**Your instructions:**
State the number of lines that contain the word "name", and add nothing else.

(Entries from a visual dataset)

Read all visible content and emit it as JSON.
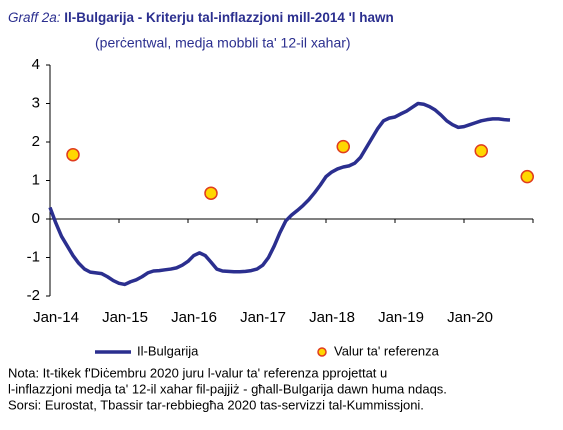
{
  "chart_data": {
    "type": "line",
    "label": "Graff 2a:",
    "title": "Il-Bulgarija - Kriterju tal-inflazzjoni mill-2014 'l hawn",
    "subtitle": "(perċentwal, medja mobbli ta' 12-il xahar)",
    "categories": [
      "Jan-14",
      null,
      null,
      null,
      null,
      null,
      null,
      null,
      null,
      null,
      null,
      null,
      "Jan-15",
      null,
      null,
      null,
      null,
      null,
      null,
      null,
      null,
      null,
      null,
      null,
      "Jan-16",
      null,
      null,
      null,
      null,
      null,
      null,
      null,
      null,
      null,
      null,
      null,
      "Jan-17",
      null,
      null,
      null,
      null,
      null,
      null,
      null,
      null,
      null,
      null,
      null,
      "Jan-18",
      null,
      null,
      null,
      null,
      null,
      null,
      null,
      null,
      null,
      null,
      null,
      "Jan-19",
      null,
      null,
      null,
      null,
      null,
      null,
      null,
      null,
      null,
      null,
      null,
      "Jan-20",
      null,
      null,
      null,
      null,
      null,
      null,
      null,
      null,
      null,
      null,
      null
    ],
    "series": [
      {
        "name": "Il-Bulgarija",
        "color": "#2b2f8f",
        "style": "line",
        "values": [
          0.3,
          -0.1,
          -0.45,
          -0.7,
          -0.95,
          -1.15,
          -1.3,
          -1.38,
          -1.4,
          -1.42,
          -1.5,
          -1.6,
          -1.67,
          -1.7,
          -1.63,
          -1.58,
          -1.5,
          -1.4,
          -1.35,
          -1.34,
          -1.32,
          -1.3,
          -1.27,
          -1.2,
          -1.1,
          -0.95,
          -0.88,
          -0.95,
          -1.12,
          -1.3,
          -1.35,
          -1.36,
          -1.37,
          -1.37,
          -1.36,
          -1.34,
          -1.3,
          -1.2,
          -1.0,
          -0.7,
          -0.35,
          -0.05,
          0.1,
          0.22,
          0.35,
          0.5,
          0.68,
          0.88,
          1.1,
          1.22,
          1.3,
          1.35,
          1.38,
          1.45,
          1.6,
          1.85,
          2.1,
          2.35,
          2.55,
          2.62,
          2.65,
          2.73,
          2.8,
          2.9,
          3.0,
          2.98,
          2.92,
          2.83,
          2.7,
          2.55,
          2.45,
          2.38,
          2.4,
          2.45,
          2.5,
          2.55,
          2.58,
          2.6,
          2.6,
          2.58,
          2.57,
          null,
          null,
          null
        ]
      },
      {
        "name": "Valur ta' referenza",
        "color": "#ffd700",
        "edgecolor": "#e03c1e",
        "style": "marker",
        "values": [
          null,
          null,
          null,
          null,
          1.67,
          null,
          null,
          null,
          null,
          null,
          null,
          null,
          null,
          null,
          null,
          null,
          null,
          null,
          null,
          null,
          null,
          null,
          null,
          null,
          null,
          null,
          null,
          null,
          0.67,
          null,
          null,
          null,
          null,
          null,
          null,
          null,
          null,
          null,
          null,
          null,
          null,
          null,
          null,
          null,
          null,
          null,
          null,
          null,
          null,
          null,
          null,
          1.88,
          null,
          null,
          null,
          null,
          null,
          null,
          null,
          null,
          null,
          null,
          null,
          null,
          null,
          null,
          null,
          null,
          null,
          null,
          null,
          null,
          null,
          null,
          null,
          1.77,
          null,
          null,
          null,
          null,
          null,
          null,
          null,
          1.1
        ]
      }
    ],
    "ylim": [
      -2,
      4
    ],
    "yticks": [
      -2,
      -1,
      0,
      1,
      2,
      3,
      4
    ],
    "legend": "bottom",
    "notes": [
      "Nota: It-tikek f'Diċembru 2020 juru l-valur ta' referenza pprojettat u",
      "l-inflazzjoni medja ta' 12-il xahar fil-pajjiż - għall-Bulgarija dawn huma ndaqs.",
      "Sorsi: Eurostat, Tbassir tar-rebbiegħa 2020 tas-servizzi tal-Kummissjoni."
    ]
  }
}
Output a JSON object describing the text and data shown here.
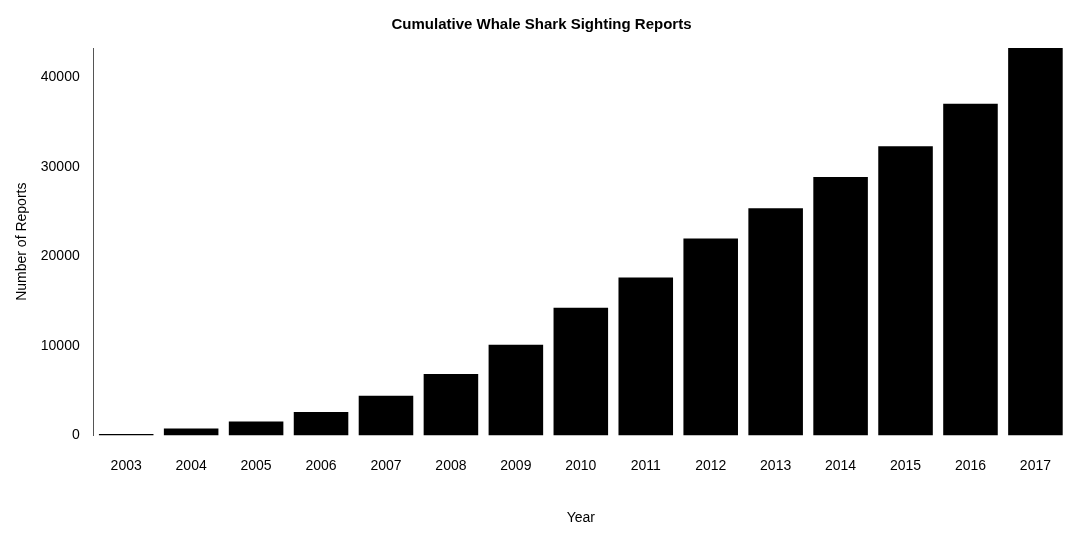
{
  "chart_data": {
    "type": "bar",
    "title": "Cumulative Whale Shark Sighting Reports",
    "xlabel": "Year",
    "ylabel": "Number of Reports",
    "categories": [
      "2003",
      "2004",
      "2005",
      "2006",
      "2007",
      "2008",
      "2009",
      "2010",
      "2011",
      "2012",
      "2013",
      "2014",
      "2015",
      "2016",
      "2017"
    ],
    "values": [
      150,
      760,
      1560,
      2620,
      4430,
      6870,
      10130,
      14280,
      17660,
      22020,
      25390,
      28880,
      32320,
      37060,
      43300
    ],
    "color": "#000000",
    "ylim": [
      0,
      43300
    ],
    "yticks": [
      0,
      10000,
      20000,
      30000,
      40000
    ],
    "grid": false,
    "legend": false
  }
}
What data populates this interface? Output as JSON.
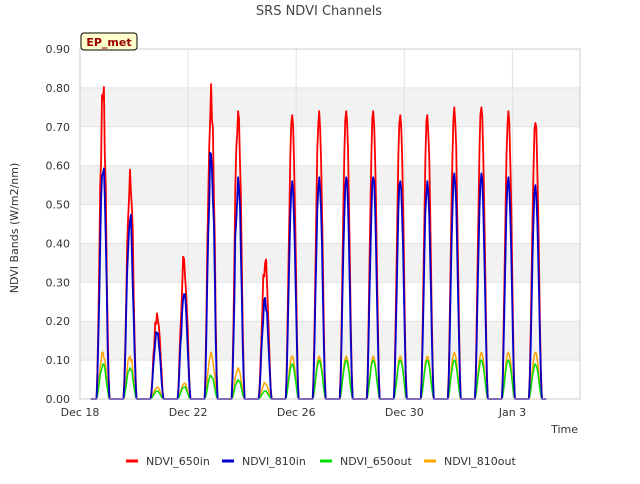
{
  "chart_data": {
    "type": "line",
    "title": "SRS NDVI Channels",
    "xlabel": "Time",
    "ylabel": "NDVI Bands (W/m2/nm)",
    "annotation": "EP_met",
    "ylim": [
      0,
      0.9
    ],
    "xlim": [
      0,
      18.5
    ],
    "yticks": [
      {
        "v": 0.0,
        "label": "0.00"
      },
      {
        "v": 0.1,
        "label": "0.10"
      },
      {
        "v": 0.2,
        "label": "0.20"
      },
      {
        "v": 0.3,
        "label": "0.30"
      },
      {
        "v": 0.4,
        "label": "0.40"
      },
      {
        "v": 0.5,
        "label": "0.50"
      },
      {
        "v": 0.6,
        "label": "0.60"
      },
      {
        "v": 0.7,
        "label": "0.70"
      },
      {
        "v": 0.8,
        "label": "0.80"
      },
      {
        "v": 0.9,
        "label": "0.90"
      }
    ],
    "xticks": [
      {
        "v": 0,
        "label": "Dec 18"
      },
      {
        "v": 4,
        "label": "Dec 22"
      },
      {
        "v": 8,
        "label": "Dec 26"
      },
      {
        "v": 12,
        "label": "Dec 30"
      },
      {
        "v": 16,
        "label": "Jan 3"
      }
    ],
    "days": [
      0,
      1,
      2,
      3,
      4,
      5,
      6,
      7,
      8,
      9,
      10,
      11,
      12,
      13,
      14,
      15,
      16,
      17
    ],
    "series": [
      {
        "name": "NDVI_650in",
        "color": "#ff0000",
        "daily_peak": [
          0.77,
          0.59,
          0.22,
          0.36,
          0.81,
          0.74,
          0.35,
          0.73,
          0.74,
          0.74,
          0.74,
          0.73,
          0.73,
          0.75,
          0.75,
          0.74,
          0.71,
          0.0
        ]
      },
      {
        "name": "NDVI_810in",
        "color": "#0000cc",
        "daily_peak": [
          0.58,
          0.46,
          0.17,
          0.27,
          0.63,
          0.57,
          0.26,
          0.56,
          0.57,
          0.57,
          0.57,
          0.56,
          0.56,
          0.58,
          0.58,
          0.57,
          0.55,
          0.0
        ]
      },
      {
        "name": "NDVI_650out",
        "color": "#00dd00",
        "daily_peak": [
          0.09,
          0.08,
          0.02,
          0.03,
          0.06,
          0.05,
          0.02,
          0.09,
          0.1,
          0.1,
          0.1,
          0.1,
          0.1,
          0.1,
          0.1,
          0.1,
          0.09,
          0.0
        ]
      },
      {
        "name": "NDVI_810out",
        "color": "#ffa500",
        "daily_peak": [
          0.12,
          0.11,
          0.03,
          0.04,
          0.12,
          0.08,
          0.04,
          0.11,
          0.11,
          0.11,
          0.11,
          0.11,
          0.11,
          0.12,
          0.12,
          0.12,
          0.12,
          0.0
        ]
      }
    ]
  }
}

**Solution to this problem:**
6